Could you copy every line from the material below in which "chicken" appears?
-- start Record excerpts --
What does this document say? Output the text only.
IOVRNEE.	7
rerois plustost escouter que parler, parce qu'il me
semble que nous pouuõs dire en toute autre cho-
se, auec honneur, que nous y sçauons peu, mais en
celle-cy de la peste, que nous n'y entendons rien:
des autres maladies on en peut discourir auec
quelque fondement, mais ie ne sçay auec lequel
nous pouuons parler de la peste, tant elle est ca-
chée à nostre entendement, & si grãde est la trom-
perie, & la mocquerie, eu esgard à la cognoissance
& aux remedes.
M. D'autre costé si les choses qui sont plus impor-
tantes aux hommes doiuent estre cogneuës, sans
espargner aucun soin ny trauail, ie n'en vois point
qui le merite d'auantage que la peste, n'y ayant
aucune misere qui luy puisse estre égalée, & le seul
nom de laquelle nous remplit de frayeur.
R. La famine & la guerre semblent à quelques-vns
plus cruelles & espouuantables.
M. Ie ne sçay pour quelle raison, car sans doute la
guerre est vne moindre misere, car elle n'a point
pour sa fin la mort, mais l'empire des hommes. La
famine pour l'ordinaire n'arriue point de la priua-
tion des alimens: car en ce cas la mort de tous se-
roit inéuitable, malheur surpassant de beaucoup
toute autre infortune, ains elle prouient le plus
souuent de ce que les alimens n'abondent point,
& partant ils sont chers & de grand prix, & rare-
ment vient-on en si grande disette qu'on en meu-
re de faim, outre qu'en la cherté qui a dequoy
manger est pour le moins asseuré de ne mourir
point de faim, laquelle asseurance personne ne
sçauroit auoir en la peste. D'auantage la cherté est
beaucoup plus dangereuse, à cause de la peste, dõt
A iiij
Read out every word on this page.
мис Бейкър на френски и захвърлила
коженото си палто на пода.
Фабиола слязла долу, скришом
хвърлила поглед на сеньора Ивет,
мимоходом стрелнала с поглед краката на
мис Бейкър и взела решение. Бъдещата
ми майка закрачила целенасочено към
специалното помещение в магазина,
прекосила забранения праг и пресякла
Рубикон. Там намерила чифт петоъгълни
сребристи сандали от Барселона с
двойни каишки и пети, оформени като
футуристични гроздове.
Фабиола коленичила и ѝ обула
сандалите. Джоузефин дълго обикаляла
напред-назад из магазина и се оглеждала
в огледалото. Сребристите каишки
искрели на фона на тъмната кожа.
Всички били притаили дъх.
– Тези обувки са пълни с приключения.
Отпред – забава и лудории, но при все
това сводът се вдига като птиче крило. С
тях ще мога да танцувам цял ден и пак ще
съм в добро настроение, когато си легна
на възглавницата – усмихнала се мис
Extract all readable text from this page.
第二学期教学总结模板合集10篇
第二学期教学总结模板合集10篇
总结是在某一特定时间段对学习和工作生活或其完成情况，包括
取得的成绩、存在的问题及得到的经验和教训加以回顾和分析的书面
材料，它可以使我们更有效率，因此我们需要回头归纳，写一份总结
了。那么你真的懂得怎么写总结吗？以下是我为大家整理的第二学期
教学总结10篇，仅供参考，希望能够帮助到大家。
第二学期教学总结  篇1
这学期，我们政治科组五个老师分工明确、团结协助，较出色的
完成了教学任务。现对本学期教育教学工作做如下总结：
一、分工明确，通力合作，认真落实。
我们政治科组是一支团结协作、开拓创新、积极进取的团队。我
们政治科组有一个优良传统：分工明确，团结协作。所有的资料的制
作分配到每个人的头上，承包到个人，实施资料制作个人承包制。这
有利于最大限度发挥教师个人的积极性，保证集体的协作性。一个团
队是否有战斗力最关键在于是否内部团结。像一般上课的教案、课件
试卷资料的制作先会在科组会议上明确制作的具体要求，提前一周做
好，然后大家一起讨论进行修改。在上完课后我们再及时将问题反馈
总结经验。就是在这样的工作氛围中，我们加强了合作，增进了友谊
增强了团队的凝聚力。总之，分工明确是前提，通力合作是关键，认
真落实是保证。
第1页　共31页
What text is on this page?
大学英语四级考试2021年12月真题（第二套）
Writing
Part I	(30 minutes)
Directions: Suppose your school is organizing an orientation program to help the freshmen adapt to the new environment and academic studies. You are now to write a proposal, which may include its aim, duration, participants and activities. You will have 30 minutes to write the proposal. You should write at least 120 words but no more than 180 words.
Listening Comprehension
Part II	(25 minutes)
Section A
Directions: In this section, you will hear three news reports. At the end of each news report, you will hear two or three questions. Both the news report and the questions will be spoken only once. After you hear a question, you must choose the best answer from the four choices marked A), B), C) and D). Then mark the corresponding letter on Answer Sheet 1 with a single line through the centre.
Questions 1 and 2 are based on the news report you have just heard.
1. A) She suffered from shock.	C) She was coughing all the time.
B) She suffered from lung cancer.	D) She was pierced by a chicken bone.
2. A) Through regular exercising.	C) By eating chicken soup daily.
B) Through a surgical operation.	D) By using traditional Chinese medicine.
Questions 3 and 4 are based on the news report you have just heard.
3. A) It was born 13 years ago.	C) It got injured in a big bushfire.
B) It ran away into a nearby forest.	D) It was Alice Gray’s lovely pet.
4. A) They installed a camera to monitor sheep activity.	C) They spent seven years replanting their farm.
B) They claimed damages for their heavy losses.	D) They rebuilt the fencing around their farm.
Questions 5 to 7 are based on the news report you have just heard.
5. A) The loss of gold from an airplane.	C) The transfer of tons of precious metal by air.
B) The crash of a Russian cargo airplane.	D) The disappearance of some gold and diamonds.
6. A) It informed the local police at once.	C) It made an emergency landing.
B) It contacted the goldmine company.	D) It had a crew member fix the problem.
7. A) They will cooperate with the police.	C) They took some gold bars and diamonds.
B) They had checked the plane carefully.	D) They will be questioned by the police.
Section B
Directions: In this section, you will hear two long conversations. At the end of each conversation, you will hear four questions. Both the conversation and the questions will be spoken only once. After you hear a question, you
-- end Record excerpts --
> **Correct answer**
B) She suffered from lung cancer.	D) She was pierced by a chicken bone.
2. A) Through regular exercising.	C) By eating chicken soup daily.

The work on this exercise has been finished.